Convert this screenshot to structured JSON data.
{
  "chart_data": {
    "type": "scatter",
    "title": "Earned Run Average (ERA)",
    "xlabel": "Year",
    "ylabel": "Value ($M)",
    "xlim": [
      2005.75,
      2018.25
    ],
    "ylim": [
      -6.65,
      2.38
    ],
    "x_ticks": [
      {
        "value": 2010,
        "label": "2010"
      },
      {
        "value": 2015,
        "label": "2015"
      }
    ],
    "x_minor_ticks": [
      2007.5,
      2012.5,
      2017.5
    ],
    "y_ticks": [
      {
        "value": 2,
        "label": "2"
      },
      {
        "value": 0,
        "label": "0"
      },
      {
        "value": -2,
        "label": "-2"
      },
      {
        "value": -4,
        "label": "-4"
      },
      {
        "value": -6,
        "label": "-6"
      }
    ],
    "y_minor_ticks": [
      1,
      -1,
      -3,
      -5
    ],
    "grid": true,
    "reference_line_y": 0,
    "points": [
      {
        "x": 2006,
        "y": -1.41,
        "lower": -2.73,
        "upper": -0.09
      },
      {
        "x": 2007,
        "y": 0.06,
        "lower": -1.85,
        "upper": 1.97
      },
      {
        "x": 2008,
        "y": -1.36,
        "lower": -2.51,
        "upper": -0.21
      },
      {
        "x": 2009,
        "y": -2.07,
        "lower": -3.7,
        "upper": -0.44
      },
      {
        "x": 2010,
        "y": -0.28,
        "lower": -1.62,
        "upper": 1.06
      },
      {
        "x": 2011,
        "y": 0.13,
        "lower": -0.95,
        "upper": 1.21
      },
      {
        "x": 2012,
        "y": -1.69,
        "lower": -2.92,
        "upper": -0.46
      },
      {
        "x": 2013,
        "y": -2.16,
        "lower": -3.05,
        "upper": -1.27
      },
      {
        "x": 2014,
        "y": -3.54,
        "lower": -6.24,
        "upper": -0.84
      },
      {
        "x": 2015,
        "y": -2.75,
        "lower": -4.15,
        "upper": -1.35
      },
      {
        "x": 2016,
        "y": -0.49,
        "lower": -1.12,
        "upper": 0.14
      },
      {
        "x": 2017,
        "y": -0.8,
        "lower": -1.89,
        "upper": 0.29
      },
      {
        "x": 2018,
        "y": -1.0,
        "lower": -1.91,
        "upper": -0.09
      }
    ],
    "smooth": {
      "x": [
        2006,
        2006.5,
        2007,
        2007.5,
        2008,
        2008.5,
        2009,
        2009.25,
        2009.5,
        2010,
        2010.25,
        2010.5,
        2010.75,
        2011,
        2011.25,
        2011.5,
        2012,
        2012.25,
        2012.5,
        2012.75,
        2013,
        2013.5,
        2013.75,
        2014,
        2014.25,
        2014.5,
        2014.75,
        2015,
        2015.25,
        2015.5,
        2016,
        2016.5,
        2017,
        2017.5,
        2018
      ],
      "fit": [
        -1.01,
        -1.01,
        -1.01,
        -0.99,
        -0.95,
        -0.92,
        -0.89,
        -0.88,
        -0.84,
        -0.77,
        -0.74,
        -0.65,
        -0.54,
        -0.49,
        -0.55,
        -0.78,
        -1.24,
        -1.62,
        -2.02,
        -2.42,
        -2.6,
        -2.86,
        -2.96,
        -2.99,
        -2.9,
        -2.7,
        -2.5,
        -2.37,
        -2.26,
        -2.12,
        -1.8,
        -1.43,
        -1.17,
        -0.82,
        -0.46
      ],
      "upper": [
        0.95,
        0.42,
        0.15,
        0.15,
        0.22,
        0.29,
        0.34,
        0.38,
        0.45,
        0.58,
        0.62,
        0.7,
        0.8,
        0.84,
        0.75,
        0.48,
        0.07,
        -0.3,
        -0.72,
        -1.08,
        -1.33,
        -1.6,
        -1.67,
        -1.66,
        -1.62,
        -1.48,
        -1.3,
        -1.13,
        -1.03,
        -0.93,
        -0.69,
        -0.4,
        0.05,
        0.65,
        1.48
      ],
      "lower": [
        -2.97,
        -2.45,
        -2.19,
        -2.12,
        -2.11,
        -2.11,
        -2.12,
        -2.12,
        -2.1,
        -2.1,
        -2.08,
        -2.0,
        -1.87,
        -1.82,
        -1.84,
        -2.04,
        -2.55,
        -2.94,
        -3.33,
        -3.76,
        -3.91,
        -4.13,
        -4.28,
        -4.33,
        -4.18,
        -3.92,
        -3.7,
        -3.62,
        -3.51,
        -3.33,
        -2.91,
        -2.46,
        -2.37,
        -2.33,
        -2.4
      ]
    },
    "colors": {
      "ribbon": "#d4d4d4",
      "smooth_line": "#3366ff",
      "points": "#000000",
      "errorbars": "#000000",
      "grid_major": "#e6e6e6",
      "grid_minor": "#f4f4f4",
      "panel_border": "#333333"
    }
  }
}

--------------------------------

**TASK PROMPT**
Retype the entries exactly, including every line.

**RESULT OF THE EXERCISE**
Convert this screenshot to structured JSON data.
{
  "chart_data": {
    "type": "scatter",
    "title": "Earned Run Average (ERA)",
    "xlabel": "Year",
    "ylabel": "Value ($M)",
    "xlim": [
      2005.75,
      2018.25
    ],
    "ylim": [
      -6.65,
      2.38
    ],
    "x_ticks": [
      {
        "value": 2010,
        "label": "2010"
      },
      {
        "value": 2015,
        "label": "2015"
      }
    ],
    "x_minor_ticks": [
      2007.5,
      2012.5,
      2017.5
    ],
    "y_ticks": [
      {
        "value": 2,
        "label": "2"
      },
      {
        "value": 0,
        "label": "0"
      },
      {
        "value": -2,
        "label": "-2"
      },
      {
        "value": -4,
        "label": "-4"
      },
      {
        "value": -6,
        "label": "-6"
      }
    ],
    "y_minor_ticks": [
      1,
      -1,
      -3,
      -5
    ],
    "grid": true,
    "reference_line_y": 0,
    "points": [
      {
        "x": 2006,
        "y": -1.41,
        "lower": -2.73,
        "upper": -0.09
      },
      {
        "x": 2007,
        "y": 0.06,
        "lower": -1.85,
        "upper": 1.97
      },
      {
        "x": 2008,
        "y": -1.36,
        "lower": -2.51,
        "upper": -0.21
      },
      {
        "x": 2009,
        "y": -2.07,
        "lower": -3.7,
        "upper": -0.44
      },
      {
        "x": 2010,
        "y": -0.28,
        "lower": -1.62,
        "upper": 1.06
      },
      {
        "x": 2011,
        "y": 0.13,
        "lower": -0.95,
        "upper": 1.21
      },
      {
        "x": 2012,
        "y": -1.69,
        "lower": -2.92,
        "upper": -0.46
      },
      {
        "x": 2013,
        "y": -2.16,
        "lower": -3.05,
        "upper": -1.27
      },
      {
        "x": 2014,
        "y": -3.54,
        "lower": -6.24,
        "upper": -0.84
      },
      {
        "x": 2015,
        "y": -2.75,
        "lower": -4.15,
        "upper": -1.35
      },
      {
        "x": 2016,
        "y": -0.49,
        "lower": -1.12,
        "upper": 0.14
      },
      {
        "x": 2017,
        "y": -0.8,
        "lower": -1.89,
        "upper": 0.29
      },
      {
        "x": 2018,
        "y": -1.0,
        "lower": -1.91,
        "upper": -0.09
      }
    ],
    "smooth": {
      "x": [
        2006,
        2006.5,
        2007,
        2007.5,
        2008,
        2008.5,
        2009,
        2009.25,
        2009.5,
        2010,
        2010.25,
        2010.5,
        2010.75,
        2011,
        2011.25,
        2011.5,
        2012,
        2012.25,
        2012.5,
        2012.75,
        2013,
        2013.5,
        2013.75,
        2014,
        2014.25,
        2014.5,
        2014.75,
        2015,
        2015.25,
        2015.5,
        2016,
        2016.5,
        2017,
        2017.5,
        2018
      ],
      "fit": [
        -1.01,
        -1.01,
        -1.01,
        -0.99,
        -0.95,
        -0.92,
        -0.89,
        -0.88,
        -0.84,
        -0.77,
        -0.74,
        -0.65,
        -0.54,
        -0.49,
        -0.55,
        -0.78,
        -1.24,
        -1.62,
        -2.02,
        -2.42,
        -2.6,
        -2.86,
        -2.96,
        -2.99,
        -2.9,
        -2.7,
        -2.5,
        -2.37,
        -2.26,
        -2.12,
        -1.8,
        -1.43,
        -1.17,
        -0.82,
        -0.46
      ],
      "upper": [
        0.95,
        0.42,
        0.15,
        0.15,
        0.22,
        0.29,
        0.34,
        0.38,
        0.45,
        0.58,
        0.62,
        0.7,
        0.8,
        0.84,
        0.75,
        0.48,
        0.07,
        -0.3,
        -0.72,
        -1.08,
        -1.33,
        -1.6,
        -1.67,
        -1.66,
        -1.62,
        -1.48,
        -1.3,
        -1.13,
        -1.03,
        -0.93,
        -0.69,
        -0.4,
        0.05,
        0.65,
        1.48
      ],
      "lower": [
        -2.97,
        -2.45,
        -2.19,
        -2.12,
        -2.11,
        -2.11,
        -2.12,
        -2.12,
        -2.1,
        -2.1,
        -2.08,
        -2.0,
        -1.87,
        -1.82,
        -1.84,
        -2.04,
        -2.55,
        -2.94,
        -3.33,
        -3.76,
        -3.91,
        -4.13,
        -4.28,
        -4.33,
        -4.18,
        -3.92,
        -3.7,
        -3.62,
        -3.51,
        -3.33,
        -2.91,
        -2.46,
        -2.37,
        -2.33,
        -2.4
      ]
    },
    "colors": {
      "ribbon": "#d4d4d4",
      "smooth_line": "#3366ff",
      "points": "#000000",
      "errorbars": "#000000",
      "grid_major": "#e6e6e6",
      "grid_minor": "#f4f4f4",
      "panel_border": "#333333"
    }
  }
}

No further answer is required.